** Data excerpts **
──────────────────────────────

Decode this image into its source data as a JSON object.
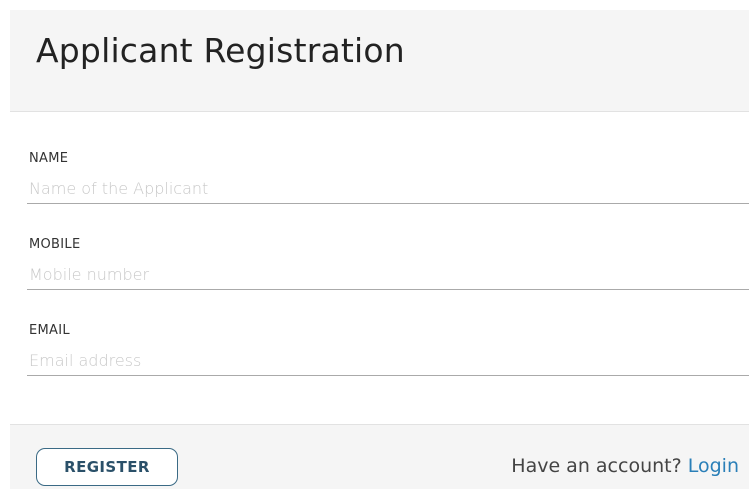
{
  "form": {
    "title": "Applicant Registration",
    "fields": [
      {
        "label": "NAME",
        "placeholder": "Name of the Applicant",
        "value": ""
      },
      {
        "label": "MOBILE",
        "placeholder": "Mobile number",
        "value": ""
      },
      {
        "label": "EMAIL",
        "placeholder": "Email address",
        "value": ""
      }
    ]
  },
  "footer": {
    "register_label": "REGISTER",
    "account_prompt": "Have an account?",
    "login_label": "Login"
  },
  "colors": {
    "header_background": "#f5f5f5",
    "button_border": "#3a6a85",
    "link": "#2a7fb8",
    "placeholder": "#c8c8c8"
  }
}
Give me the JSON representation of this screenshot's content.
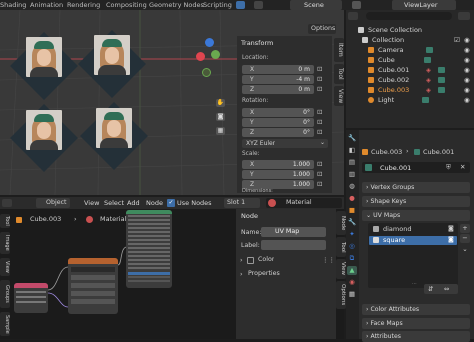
{
  "workspace_tabs": [
    "Shading",
    "Animation",
    "Rendering",
    "Compositing",
    "Geometry Nodes",
    "Scripting"
  ],
  "scene_name": "Scene",
  "view_layer": "ViewLayer",
  "viewport": {
    "options_label": "Options",
    "transform": {
      "title": "Transform",
      "location_label": "Location:",
      "location": [
        {
          "axis": "X",
          "value": "0 m"
        },
        {
          "axis": "Y",
          "value": "-4 m"
        },
        {
          "axis": "Z",
          "value": "0 m"
        }
      ],
      "rotation_label": "Rotation:",
      "rotation": [
        {
          "axis": "X",
          "value": "0°"
        },
        {
          "axis": "Y",
          "value": "0°"
        },
        {
          "axis": "Z",
          "value": "0°"
        }
      ],
      "rotation_mode": "XYZ Euler",
      "scale_label": "Scale:",
      "scale": [
        {
          "axis": "X",
          "value": "1.000"
        },
        {
          "axis": "Y",
          "value": "1.000"
        },
        {
          "axis": "Z",
          "value": "1.000"
        }
      ],
      "dimensions_label": "Dimensions:"
    },
    "side_tabs": [
      "Item",
      "Tool",
      "View"
    ]
  },
  "outliner": {
    "rows": [
      {
        "name": "Scene Collection"
      },
      {
        "name": "Collection"
      },
      {
        "name": "Camera"
      },
      {
        "name": "Cube"
      },
      {
        "name": "Cube.001"
      },
      {
        "name": "Cube.002"
      },
      {
        "name": "Cube.003"
      },
      {
        "name": "Light"
      }
    ]
  },
  "properties": {
    "breadcrumb_object": "Cube.003",
    "breadcrumb_mesh": "Cube.001",
    "mesh_name": "Cube.001",
    "sections": {
      "vertex_groups": "Vertex Groups",
      "shape_keys": "Shape Keys",
      "uv_maps": "UV Maps",
      "color_attributes": "Color Attributes",
      "face_maps": "Face Maps",
      "attributes": "Attributes"
    },
    "uv_maps": [
      {
        "name": "diamond"
      },
      {
        "name": "square"
      }
    ]
  },
  "node_editor": {
    "object_mode": "Object",
    "menus": [
      "View",
      "Select",
      "Add",
      "Node"
    ],
    "use_nodes_label": "Use Nodes",
    "slot": "Slot 1",
    "material_name": "Material",
    "object_name": "Cube.003",
    "breadcrumb_material": "Material",
    "left_tabs": [
      "Tool",
      "Image",
      "View",
      "Groups",
      "Sample"
    ],
    "side_panel": {
      "node_title": "Node",
      "name_label": "Name:",
      "name_value": "UV Map",
      "label_label": "Label:",
      "color_label": "Color",
      "properties_label": "Properties"
    },
    "side_tabs": [
      "Node",
      "Tool",
      "View",
      "Options"
    ]
  },
  "colors": {
    "accent_blue": "#3d6ea8",
    "axis_x": "#e0454f",
    "axis_y": "#6aa84f",
    "axis_z": "#3b78d8",
    "selected_orange": "#e08a2c"
  }
}
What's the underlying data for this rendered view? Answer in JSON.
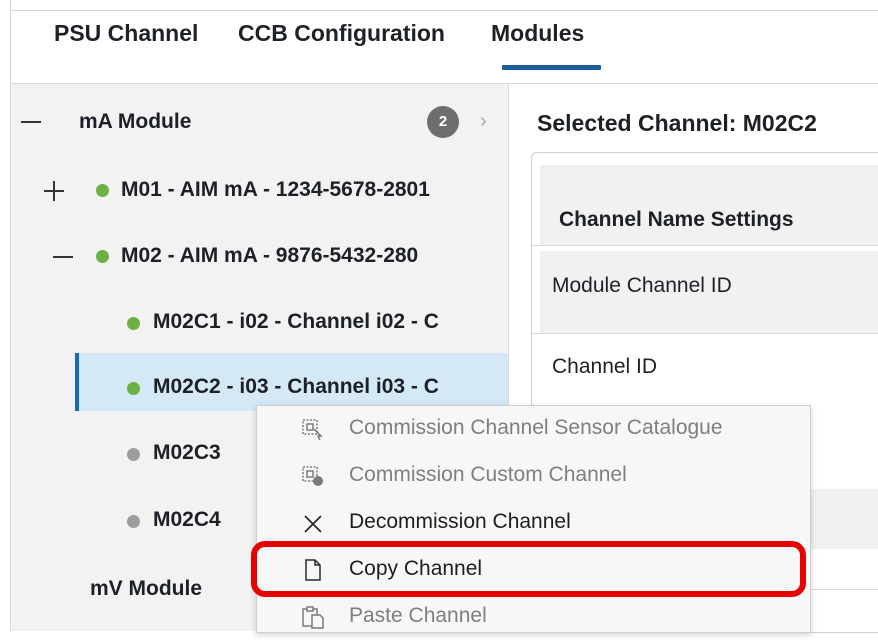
{
  "tabs": [
    {
      "label": "PSU Channel",
      "active": false
    },
    {
      "label": "CCB Configuration",
      "active": false
    },
    {
      "label": "Modules",
      "active": true
    }
  ],
  "tree": {
    "group1": {
      "label": "mA Module",
      "count": "2",
      "expanded": true
    },
    "modules": [
      {
        "label": "M01 - AIM mA - 1234-5678-2801",
        "status": "green",
        "expanded": false
      },
      {
        "label": "M02 - AIM mA - 9876-5432-280",
        "status": "green",
        "expanded": true
      }
    ],
    "channels": [
      {
        "label": "M02C1 - i02 - Channel i02 - C",
        "status": "green",
        "selected": false
      },
      {
        "label": "M02C2 - i03 - Channel i03 - C",
        "status": "green",
        "selected": true
      },
      {
        "label": "M02C3",
        "status": "grey",
        "selected": false
      },
      {
        "label": "M02C4",
        "status": "grey",
        "selected": false
      }
    ],
    "group2": {
      "label": "mV Module"
    }
  },
  "right_panel": {
    "title": "Selected Channel: M02C2",
    "section_title": "Channel Name Settings",
    "fields": [
      "Module Channel ID",
      "Channel ID"
    ]
  },
  "context_menu": {
    "items": [
      {
        "label": "Commission Channel Sensor Catalogue",
        "icon": "commission-catalogue-icon",
        "enabled": false
      },
      {
        "label": "Commission Custom Channel",
        "icon": "commission-custom-icon",
        "enabled": false
      },
      {
        "label": "Decommission Channel",
        "icon": "close-x-icon",
        "enabled": true
      },
      {
        "label": "Copy Channel",
        "icon": "document-icon",
        "enabled": true,
        "highlighted": true
      },
      {
        "label": "Paste Channel",
        "icon": "paste-icon",
        "enabled": false
      }
    ]
  },
  "colors": {
    "accent": "#1c5f9b",
    "selection": "#d4e8f6",
    "status_green": "#6eb043",
    "status_grey": "#9d9d9d",
    "highlight_red": "#e60000"
  }
}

──────────────────────────────

From the data, list each line in which the string "this" appears.

Decode this image into its source data as a JSON object.
Give me the JSON representation of this screenshot's content.
What's the underlying data for this rendered view? Answer in JSON.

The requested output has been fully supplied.